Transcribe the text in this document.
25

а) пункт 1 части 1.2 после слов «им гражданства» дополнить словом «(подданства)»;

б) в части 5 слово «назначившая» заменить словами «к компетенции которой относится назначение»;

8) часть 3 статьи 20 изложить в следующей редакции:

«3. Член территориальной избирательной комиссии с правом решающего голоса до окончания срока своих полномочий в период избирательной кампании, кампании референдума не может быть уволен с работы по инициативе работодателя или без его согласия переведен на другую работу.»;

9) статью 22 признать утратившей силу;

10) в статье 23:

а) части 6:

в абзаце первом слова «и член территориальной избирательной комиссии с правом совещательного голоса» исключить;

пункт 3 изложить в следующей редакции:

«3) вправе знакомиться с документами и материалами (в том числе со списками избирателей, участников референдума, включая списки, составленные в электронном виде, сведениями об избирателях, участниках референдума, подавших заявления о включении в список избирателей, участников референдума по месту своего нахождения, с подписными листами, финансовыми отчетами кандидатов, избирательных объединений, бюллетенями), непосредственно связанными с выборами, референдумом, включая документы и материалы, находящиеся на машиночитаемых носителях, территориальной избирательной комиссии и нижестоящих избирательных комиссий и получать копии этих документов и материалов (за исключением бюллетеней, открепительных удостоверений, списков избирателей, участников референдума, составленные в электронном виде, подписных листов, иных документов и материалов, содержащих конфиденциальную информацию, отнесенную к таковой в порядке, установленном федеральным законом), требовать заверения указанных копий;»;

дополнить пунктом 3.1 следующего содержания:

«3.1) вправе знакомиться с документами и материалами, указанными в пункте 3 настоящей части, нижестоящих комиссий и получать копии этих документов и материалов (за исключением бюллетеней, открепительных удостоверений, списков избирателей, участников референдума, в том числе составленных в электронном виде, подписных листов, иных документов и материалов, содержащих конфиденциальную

-*-*-

** REQUEST **
From the data, list each line in which the string "нижестоящих" appears.

** SOLUTION **
«3) вправе знакомиться с документами и материалами (в том числе со списками избирателей, участников референдума, включая списки, составленные в электронном виде, сведениями об избирателях, участниках референдума, подавших заявления о включении в список избирателей, участников референдума по месту своего нахождения, с подписными листами, финансовыми отчетами кандидатов, избирательных объединений, бюллетенями), непосредственно связанными с выборами, референдумом, включая документы и материалы, находящиеся на машиночитаемых носителях, территориальной избирательной комиссии и нижестоящих избирательных комиссий и получать копии этих документов и материалов (за исключением бюллетеней, открепительных удостоверений, списков избирателей, участников референдума, составленные в электронном виде, подписных листов, иных документов и материалов, содержащих конфиденциальную информацию, отнесенную к таковой в порядке, установленном федеральным законом), требовать заверения указанных копий;»;
«3.1) вправе знакомиться с документами и материалами, указанными в пункте 3 настоящей части, нижестоящих комиссий и получать копии этих документов и материалов (за исключением бюллетеней, открепительных удостоверений, списков избирателей, участников референдума, в том числе составленных в электронном виде, подписных листов, иных документов и материалов, содержащих конфиденциальную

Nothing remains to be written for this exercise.